[Aim of the task] Render the stretch of rows from the very first line through the line containing "planar-map-icon[interactable] [493, 35, 503, 45]", both ends included, as a JSON list of strings with one string per line and blank lines omitted.

○ ○ ○ ○ ○ ○ ○

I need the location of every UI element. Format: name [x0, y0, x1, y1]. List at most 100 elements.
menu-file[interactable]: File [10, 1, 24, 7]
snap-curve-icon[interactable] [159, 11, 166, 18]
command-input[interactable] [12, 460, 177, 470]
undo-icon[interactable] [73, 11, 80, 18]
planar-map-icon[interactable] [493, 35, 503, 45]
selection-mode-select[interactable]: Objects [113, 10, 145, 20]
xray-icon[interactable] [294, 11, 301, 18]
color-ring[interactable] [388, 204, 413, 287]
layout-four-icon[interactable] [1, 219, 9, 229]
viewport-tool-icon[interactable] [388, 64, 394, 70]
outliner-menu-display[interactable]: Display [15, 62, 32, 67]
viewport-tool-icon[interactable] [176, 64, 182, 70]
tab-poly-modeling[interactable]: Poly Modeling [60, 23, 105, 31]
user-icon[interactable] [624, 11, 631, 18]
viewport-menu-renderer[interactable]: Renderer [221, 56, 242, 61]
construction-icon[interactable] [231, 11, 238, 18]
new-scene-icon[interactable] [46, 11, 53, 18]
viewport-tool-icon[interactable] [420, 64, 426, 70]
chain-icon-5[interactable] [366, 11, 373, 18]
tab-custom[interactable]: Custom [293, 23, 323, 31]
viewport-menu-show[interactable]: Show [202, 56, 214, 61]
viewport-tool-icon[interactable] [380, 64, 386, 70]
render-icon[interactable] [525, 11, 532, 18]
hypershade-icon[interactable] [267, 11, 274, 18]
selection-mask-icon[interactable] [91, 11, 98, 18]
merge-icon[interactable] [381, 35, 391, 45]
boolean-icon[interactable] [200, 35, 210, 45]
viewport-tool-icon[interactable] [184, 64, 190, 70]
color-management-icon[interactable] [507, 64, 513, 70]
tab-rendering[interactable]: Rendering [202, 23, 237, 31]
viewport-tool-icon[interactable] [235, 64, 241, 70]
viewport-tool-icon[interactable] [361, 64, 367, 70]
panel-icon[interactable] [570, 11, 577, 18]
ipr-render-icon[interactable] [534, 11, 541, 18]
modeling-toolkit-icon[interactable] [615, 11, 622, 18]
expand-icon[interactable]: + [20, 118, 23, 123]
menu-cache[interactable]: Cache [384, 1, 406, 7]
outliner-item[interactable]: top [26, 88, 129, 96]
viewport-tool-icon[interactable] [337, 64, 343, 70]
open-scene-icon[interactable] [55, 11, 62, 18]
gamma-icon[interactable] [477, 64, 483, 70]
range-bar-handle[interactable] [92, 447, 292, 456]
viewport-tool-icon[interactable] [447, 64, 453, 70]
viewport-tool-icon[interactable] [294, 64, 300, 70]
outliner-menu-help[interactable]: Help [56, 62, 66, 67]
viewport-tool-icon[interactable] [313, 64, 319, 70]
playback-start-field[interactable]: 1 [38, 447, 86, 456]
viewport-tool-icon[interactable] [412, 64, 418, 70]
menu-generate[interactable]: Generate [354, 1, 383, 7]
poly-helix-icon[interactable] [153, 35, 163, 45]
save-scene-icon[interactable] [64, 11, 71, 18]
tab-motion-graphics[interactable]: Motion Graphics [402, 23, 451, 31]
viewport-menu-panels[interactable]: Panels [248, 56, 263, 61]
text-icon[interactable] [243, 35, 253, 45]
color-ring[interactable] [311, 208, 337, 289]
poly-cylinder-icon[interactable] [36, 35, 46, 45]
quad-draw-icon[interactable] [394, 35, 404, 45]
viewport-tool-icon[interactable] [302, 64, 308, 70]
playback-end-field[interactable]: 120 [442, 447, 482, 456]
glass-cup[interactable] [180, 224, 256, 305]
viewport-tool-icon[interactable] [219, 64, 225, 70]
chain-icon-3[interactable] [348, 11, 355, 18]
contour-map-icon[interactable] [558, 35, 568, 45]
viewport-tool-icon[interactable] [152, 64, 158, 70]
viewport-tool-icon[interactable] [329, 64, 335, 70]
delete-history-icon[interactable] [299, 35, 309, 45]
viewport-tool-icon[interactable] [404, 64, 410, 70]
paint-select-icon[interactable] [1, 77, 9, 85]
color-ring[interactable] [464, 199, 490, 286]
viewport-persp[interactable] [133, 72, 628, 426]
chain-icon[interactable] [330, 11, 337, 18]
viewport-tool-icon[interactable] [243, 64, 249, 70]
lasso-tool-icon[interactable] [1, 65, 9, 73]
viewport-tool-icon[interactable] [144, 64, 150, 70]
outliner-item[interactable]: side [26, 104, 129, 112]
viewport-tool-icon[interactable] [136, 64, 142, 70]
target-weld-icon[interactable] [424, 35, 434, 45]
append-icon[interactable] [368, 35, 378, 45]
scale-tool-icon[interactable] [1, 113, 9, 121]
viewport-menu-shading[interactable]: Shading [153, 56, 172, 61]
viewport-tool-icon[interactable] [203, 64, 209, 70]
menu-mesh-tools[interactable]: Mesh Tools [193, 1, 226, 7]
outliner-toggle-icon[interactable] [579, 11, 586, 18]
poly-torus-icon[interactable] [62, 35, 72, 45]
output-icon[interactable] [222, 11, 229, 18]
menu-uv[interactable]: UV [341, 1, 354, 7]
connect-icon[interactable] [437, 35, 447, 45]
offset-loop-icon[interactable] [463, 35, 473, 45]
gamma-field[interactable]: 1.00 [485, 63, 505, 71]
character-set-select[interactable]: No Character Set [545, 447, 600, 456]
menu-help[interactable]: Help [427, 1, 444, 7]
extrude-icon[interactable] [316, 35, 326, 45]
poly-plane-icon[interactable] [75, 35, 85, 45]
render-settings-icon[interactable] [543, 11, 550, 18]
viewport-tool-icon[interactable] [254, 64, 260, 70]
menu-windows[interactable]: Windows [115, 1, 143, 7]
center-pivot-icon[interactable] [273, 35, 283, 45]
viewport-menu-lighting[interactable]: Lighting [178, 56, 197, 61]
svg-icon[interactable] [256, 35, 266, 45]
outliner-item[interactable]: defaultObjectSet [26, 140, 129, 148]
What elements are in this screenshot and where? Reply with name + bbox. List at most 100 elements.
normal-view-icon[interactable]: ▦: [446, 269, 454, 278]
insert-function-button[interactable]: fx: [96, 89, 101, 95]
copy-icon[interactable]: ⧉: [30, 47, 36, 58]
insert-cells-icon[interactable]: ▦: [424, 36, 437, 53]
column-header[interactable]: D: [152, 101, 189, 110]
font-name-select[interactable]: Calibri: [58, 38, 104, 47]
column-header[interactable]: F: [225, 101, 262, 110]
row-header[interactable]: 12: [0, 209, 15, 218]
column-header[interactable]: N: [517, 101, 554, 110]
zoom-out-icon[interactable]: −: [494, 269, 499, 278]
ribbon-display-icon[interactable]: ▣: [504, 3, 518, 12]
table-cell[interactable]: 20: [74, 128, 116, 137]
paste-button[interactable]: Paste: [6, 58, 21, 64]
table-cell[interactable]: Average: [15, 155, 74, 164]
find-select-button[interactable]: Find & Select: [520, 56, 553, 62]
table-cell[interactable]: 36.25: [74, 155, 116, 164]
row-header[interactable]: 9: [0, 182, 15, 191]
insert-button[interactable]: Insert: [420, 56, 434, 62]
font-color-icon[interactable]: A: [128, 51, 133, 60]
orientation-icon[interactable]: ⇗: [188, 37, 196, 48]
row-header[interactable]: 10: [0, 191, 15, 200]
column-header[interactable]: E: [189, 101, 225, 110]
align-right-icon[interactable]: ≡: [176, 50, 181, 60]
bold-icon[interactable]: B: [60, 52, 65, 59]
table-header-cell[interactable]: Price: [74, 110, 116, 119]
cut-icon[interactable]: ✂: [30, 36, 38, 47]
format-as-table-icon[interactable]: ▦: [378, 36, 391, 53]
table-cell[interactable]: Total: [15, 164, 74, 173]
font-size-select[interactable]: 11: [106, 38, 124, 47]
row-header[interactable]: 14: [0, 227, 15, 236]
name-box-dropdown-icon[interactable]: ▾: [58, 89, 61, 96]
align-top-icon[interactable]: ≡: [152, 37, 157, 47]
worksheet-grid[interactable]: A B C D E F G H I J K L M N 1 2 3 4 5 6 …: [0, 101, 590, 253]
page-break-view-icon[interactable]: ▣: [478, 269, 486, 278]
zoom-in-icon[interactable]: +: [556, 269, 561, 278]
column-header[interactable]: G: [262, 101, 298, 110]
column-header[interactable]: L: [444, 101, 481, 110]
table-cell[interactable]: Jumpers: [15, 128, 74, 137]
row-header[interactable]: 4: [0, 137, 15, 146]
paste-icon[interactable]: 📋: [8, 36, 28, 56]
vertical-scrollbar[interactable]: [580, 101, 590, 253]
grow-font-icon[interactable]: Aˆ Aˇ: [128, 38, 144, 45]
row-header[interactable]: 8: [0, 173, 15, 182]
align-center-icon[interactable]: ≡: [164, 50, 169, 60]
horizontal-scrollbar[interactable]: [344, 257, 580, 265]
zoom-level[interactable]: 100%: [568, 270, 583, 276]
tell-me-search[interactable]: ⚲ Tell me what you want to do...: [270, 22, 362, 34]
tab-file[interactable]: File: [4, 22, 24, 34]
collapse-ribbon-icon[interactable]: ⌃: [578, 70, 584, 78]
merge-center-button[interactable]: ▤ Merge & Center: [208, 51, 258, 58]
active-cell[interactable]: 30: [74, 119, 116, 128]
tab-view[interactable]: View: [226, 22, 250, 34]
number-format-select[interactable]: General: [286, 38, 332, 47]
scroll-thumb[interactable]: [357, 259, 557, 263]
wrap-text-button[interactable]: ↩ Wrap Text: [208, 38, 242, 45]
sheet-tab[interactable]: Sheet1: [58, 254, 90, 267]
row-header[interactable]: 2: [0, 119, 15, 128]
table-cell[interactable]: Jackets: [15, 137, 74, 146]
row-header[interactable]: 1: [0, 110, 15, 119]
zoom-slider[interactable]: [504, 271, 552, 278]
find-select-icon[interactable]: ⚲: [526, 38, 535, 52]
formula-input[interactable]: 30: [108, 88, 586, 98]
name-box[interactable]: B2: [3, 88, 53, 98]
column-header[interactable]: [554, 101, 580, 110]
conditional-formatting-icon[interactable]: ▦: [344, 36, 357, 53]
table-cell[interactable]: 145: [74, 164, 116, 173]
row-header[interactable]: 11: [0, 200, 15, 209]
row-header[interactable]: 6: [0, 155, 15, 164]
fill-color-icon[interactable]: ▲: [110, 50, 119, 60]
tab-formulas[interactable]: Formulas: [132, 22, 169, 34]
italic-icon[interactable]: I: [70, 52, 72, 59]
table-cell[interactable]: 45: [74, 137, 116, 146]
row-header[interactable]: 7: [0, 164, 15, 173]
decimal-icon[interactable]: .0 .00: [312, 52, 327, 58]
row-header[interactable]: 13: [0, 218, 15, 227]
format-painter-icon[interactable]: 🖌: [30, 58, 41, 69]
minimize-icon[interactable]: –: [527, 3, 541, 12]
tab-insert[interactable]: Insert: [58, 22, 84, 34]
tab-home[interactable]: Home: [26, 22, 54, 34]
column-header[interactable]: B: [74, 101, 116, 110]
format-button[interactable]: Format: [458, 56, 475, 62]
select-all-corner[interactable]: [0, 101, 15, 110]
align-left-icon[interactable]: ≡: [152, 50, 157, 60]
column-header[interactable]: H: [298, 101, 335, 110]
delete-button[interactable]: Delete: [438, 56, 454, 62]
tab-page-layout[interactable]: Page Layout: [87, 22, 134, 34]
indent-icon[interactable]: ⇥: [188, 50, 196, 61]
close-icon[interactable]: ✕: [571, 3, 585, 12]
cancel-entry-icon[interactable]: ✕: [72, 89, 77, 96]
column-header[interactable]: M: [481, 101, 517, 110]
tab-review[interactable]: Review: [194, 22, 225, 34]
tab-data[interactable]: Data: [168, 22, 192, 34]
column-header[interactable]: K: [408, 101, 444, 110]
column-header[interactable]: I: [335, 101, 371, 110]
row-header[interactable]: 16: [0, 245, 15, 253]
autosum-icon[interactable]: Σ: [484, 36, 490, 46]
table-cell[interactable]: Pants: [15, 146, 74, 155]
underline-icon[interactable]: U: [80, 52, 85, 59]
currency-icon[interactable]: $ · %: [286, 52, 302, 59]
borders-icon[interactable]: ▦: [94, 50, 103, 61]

○ ○ ○ ○ ○ ○ ○

[Task output]
[
  "I need the location of every UI element. Format: name [x0, y0, x1, y1]. List at most 100 elements.",
  "menu-file[interactable]: File [10, 1, 24, 7]",
  "snap-curve-icon[interactable] [159, 11, 166, 18]",
  "command-input[interactable] [12, 460, 177, 470]",
  "undo-icon[interactable] [73, 11, 80, 18]",
  "planar-map-icon[interactable] [493, 35, 503, 45]"
]